What to do
Which lines in the records below contain the word "garde"? Copy each one out.

Excerpt from a dataset:
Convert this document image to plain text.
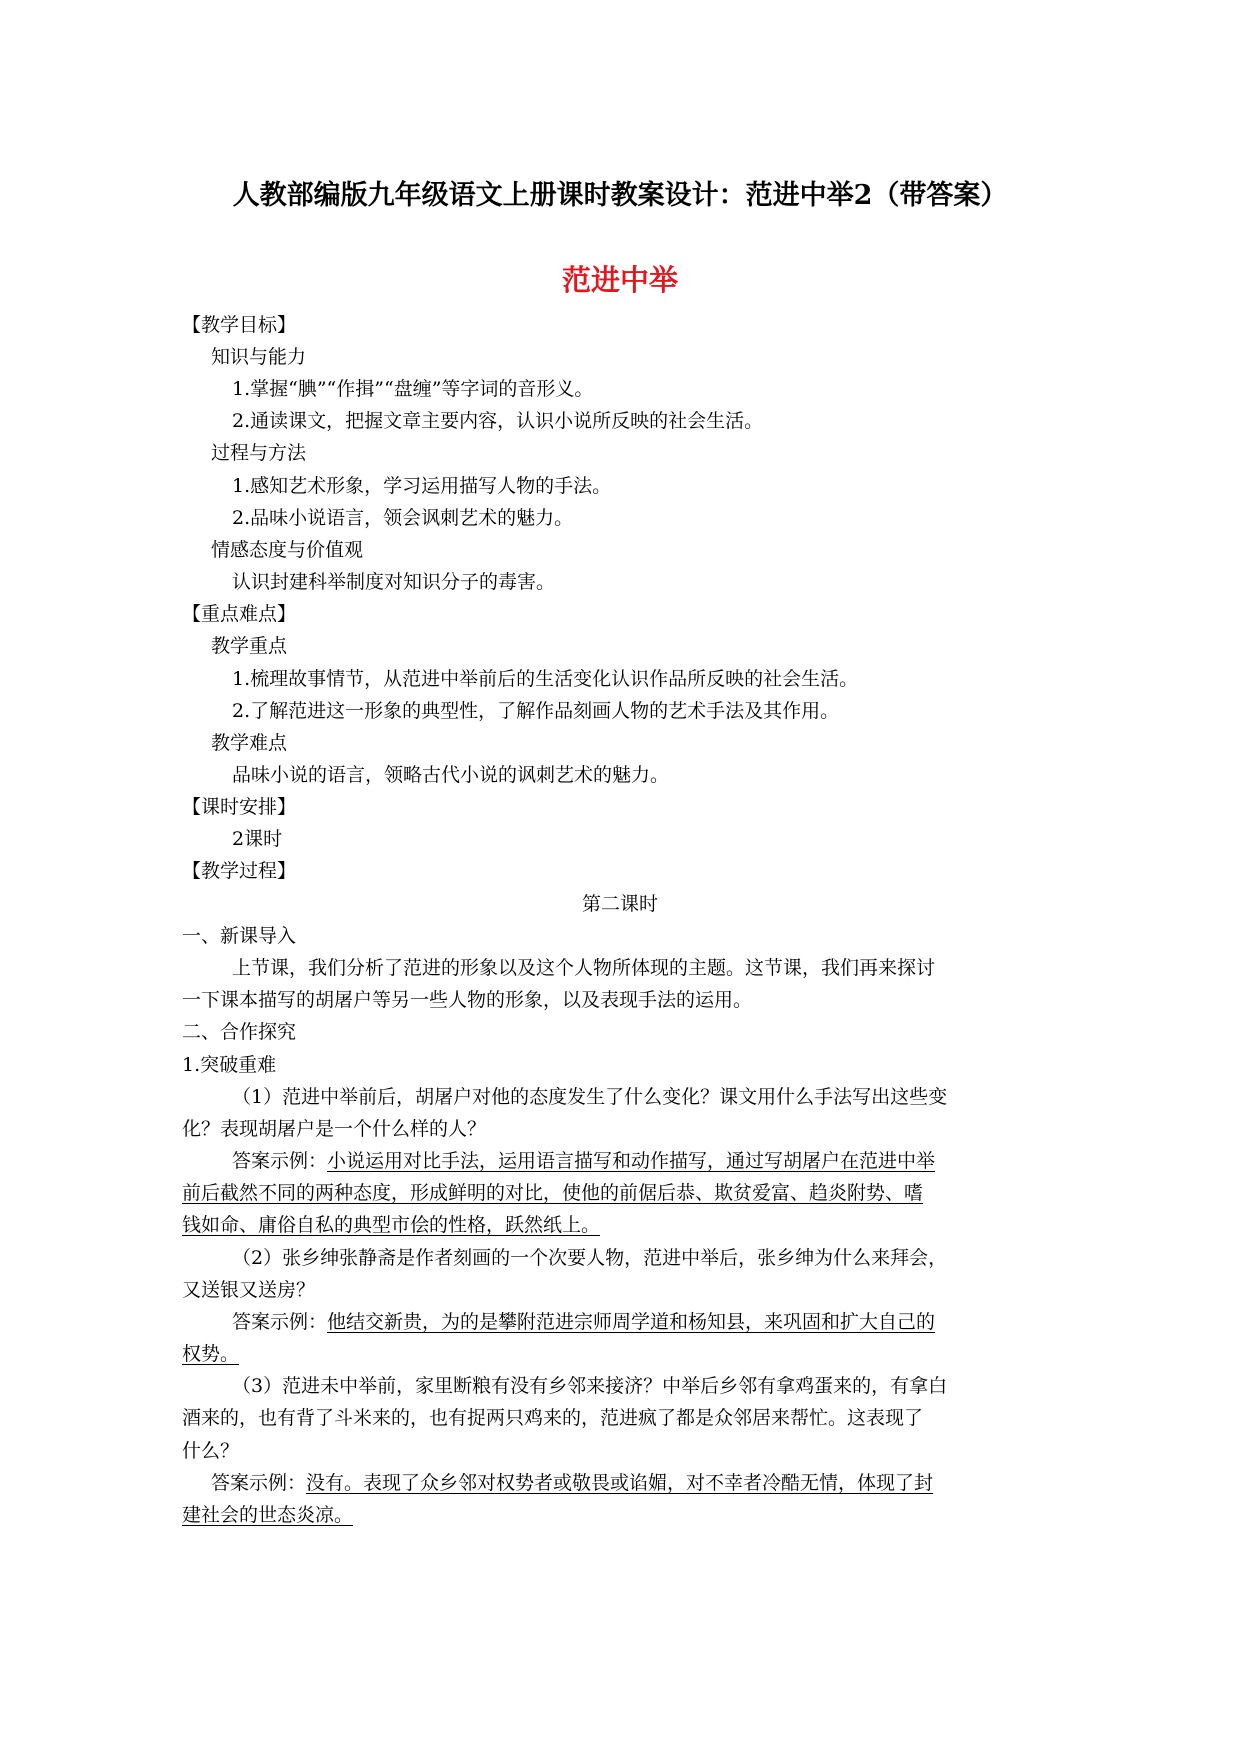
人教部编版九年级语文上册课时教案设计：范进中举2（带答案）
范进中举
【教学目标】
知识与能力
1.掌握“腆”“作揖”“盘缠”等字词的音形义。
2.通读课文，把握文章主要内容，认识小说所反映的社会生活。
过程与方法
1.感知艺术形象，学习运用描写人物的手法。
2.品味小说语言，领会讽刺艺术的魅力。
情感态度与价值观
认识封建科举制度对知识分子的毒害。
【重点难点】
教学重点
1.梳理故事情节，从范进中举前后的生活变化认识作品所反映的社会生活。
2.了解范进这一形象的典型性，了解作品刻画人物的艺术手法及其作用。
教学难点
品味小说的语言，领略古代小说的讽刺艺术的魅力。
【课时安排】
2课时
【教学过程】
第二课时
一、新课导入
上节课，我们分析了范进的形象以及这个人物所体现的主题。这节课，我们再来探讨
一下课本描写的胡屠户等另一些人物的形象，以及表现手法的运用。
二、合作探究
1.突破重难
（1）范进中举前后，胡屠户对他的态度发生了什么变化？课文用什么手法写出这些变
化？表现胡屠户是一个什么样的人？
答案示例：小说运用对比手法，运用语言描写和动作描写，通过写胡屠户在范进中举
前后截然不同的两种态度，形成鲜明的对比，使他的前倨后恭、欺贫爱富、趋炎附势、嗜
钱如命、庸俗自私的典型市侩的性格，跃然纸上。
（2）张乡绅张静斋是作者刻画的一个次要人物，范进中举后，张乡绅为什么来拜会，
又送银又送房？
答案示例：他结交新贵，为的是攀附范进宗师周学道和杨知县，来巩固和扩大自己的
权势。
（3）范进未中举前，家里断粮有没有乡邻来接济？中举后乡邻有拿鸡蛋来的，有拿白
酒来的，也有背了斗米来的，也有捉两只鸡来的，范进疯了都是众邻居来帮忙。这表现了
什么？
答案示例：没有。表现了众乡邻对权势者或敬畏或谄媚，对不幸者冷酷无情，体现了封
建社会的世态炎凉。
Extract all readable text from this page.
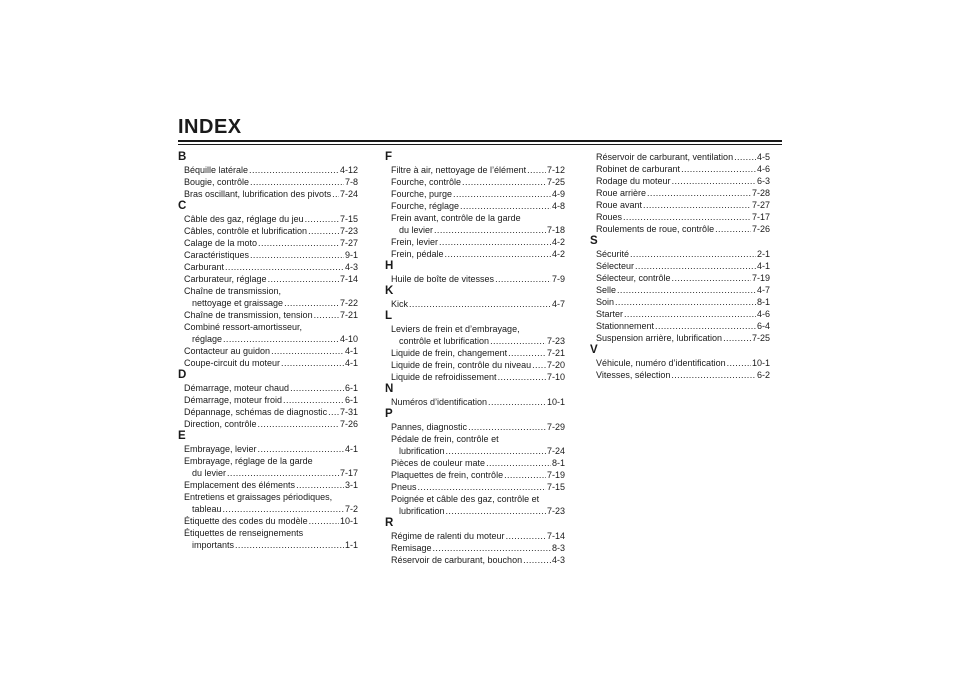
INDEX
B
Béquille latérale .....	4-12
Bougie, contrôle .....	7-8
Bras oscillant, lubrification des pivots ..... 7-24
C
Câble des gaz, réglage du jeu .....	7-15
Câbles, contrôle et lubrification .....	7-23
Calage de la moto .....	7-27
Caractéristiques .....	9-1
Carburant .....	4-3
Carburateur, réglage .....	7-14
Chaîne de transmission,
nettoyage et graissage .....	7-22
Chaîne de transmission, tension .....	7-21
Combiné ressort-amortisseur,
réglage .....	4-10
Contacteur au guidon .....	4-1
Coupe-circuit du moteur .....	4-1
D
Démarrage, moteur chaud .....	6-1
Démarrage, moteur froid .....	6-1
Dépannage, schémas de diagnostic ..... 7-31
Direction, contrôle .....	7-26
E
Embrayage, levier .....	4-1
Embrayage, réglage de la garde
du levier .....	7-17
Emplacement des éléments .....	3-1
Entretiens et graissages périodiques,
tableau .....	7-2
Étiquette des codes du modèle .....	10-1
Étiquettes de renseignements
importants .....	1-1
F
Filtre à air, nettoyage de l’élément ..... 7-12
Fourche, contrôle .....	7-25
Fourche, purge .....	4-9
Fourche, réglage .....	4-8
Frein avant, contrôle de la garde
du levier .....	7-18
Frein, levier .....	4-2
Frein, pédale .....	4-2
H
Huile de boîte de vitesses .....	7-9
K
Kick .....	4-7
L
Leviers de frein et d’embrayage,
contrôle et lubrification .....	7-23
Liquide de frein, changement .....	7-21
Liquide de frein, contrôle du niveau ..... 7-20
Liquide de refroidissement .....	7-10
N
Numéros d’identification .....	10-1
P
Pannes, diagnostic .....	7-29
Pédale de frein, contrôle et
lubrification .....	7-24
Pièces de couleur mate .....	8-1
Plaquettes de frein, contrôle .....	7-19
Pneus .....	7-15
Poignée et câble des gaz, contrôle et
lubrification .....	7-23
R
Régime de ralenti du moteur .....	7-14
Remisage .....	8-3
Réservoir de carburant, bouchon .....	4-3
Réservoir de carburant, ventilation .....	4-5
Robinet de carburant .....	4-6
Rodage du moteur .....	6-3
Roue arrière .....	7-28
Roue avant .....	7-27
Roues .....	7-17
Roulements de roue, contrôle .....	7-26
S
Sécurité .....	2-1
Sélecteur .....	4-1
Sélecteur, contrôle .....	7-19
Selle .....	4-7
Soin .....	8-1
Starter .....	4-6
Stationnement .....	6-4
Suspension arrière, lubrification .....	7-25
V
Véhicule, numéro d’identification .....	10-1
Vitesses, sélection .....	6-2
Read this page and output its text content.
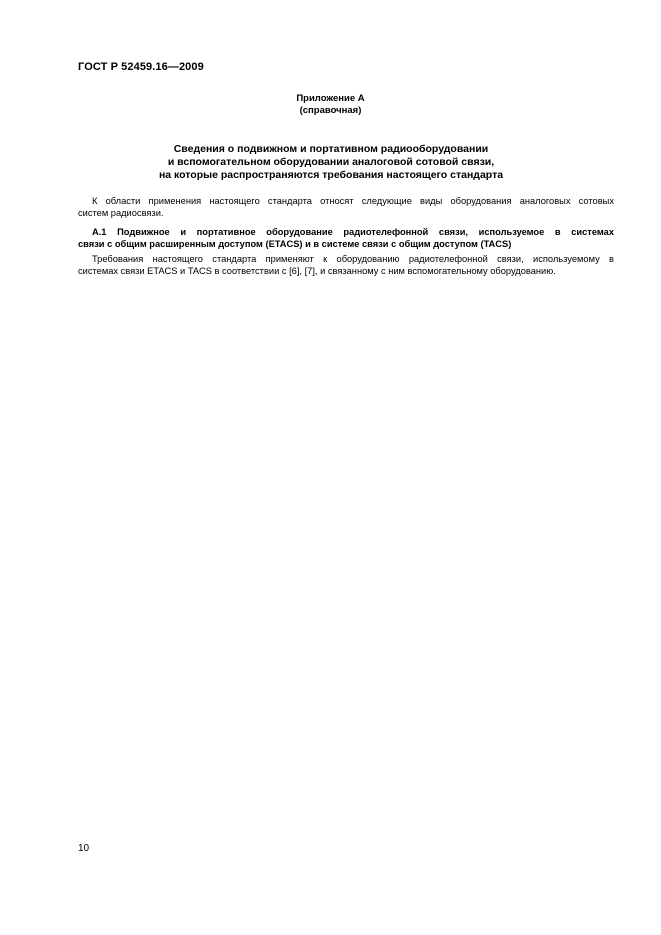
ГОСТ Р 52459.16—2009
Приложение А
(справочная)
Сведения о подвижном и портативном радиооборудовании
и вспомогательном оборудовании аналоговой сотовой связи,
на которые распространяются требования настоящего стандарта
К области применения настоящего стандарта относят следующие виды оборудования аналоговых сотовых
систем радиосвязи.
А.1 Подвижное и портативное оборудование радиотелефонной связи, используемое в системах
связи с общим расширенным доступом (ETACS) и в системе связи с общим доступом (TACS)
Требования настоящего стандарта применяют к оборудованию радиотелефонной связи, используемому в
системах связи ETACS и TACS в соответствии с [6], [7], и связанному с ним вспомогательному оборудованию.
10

Written answer
Embrayage, réglage de la garde
Frein avant, contrôle de la garde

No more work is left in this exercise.